----- EXTRACTED MATERIAL

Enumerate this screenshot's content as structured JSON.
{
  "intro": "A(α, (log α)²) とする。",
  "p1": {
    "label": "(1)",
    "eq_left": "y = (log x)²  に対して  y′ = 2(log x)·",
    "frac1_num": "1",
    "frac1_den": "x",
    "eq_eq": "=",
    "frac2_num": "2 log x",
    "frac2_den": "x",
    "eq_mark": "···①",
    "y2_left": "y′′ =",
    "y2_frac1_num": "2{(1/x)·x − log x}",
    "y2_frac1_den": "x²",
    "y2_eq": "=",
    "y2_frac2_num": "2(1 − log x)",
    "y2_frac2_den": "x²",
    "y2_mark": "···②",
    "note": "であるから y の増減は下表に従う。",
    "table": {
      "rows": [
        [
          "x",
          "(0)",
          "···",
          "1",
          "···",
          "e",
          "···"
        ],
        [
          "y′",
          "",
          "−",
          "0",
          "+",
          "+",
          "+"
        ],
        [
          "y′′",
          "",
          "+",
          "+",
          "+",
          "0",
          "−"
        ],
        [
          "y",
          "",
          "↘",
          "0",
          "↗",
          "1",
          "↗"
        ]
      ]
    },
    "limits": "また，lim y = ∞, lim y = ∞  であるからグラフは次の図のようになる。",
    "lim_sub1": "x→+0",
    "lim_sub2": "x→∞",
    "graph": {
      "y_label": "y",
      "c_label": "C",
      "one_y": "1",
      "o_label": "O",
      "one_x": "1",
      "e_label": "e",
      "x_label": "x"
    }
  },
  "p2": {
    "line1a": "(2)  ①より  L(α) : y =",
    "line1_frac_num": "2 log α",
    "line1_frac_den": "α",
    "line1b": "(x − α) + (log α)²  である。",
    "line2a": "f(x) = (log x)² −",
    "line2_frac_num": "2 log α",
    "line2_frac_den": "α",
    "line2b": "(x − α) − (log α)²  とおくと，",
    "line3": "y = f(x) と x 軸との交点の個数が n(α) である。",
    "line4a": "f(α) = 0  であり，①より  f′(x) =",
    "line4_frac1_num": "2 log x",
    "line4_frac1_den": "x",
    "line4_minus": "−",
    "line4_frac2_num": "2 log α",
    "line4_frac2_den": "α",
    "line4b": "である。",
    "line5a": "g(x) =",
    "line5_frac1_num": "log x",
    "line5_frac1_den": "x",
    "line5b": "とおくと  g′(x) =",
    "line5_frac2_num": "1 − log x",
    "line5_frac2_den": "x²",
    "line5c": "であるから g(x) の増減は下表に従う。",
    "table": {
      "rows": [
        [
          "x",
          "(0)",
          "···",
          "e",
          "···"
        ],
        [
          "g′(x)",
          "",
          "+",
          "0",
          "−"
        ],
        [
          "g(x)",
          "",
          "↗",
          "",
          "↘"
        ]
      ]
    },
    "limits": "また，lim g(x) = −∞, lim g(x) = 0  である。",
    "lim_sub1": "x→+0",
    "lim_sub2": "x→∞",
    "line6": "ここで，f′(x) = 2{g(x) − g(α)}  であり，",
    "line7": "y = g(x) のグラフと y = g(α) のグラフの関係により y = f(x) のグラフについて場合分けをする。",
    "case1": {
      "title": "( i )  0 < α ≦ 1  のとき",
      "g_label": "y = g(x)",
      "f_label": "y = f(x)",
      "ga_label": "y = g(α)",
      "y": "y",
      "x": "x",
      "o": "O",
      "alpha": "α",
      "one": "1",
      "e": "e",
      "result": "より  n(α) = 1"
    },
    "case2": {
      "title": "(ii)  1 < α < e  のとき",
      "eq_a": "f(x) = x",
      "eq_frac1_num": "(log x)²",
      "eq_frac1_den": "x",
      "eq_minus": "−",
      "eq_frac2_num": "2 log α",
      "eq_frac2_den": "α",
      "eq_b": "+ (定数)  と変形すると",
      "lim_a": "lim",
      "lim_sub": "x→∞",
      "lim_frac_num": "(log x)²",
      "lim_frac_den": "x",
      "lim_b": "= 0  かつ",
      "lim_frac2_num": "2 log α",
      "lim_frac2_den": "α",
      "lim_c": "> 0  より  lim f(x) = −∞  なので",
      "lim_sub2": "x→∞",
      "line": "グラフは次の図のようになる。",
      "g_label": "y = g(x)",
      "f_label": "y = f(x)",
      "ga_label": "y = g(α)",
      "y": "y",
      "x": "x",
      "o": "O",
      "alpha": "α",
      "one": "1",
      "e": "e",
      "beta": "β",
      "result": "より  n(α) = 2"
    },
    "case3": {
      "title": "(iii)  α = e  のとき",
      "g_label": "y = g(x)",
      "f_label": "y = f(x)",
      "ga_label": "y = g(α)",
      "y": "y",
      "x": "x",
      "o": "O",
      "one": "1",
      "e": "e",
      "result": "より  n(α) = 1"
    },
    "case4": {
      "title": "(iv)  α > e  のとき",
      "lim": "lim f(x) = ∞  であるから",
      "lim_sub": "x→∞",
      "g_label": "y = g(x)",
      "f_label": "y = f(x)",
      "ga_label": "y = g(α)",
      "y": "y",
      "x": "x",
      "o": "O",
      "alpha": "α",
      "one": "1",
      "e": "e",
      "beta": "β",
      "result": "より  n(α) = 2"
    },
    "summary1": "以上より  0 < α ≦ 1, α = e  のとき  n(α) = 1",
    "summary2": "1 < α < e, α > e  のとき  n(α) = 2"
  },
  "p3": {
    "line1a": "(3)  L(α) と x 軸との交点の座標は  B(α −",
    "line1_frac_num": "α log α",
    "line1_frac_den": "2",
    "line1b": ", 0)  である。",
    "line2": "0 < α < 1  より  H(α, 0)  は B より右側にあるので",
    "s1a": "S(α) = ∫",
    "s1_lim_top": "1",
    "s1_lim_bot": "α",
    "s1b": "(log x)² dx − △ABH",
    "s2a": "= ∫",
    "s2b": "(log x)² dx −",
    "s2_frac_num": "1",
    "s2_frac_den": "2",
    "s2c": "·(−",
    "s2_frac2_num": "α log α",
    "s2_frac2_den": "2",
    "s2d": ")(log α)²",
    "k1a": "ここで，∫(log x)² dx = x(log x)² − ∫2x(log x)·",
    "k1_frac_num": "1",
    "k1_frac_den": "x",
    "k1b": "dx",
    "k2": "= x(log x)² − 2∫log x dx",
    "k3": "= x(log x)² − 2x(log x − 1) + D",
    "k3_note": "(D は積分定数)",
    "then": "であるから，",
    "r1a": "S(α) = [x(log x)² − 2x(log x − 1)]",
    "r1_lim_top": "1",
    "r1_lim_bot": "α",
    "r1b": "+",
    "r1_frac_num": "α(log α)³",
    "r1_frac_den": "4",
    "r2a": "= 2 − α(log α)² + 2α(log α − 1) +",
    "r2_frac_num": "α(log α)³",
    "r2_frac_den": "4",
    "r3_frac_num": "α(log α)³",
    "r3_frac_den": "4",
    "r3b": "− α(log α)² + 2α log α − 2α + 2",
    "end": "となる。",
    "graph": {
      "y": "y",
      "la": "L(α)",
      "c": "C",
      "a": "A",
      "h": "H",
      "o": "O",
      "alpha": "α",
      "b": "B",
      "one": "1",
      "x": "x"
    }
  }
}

----------

GOAL
Pick out each line above that includes "title" and show it.

PROBLEM SOLUTION
      "title": "( i )  0 < α ≦ 1  のとき",
      "title": "(ii)  1 < α < e  のとき",
      "title": "(iii)  α = e  のとき",
      "title": "(iv)  α > e  のとき",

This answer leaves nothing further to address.